**WHAT YOU ARE ASKED TO DO:** Every line of the data that contains the string "value" must be copied.

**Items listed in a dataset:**
= = =
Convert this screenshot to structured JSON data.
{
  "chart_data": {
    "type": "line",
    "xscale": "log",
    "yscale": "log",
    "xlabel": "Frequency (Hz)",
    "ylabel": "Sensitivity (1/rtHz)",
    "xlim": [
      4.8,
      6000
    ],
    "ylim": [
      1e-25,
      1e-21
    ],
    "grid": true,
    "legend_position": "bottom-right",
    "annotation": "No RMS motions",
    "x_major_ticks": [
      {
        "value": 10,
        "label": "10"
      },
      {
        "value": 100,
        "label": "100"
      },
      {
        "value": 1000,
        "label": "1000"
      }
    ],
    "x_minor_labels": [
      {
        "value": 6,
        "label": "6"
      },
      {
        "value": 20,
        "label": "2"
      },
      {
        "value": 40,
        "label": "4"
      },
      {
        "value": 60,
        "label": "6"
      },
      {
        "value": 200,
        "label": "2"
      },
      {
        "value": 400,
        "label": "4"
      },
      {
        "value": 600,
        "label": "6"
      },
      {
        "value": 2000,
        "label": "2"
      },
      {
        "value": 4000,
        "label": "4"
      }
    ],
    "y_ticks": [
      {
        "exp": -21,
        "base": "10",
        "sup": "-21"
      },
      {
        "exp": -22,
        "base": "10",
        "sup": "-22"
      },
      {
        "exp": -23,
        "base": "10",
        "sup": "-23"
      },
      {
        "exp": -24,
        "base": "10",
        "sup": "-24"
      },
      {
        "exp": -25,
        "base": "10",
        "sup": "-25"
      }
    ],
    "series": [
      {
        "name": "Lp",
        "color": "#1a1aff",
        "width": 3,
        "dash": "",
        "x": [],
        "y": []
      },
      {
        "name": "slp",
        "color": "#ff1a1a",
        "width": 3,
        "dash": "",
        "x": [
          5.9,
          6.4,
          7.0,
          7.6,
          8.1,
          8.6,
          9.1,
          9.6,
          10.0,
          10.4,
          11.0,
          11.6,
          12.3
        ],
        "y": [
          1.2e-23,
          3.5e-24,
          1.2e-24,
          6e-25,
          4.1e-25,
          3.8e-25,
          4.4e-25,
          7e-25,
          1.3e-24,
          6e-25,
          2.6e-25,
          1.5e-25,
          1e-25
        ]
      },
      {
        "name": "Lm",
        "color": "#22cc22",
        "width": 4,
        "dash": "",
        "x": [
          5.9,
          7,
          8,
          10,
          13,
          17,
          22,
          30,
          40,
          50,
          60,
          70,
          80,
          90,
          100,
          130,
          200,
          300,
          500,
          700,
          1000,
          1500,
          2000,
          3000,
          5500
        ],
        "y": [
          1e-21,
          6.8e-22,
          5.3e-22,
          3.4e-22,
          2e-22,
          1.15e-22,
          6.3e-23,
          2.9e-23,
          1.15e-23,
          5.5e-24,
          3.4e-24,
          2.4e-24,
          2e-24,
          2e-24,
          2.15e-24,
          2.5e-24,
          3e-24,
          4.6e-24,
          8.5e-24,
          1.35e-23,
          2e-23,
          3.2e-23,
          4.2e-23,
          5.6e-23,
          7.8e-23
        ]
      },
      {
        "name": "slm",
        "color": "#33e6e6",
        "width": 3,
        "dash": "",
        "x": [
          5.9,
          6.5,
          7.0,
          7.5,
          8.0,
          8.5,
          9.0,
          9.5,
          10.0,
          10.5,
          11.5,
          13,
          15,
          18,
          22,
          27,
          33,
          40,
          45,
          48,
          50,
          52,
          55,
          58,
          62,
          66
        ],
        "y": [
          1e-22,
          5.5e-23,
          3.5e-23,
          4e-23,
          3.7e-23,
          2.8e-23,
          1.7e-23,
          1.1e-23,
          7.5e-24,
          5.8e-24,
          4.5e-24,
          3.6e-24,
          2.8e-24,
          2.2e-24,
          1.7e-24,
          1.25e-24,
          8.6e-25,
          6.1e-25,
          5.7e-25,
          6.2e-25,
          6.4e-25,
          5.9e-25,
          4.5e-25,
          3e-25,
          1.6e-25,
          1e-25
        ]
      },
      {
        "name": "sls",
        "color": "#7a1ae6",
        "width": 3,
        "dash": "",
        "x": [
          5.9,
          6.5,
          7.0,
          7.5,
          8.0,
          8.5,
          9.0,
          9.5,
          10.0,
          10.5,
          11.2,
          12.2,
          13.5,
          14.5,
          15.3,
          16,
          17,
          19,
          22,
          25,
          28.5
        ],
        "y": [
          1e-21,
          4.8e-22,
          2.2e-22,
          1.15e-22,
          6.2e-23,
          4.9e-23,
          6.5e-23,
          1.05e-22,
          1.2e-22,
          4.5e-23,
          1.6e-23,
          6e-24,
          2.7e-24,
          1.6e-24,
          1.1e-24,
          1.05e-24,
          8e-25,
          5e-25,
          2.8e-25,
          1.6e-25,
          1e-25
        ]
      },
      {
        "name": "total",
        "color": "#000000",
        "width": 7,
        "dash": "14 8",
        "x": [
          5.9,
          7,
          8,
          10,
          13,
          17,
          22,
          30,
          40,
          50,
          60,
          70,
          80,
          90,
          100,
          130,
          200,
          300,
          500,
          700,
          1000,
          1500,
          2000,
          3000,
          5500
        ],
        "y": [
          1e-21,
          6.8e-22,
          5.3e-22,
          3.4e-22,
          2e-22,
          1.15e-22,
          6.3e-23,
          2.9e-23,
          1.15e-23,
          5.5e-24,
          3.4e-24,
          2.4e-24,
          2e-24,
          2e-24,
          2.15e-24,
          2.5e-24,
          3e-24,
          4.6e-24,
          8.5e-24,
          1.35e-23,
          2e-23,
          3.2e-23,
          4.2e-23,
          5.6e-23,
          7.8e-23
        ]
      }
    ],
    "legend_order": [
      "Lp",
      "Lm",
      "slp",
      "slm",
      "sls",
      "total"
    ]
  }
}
= = =
**RESPONSE TO THIS TASK:**
        "value": 10,
        "value": 100,
        "value": 1000,
        "value": 6,
        "value": 20,
        "value": 40,
        "value": 60,
        "value": 200,
        "value": 400,
        "value": 600,
        "value": 2000,
        "value": 4000,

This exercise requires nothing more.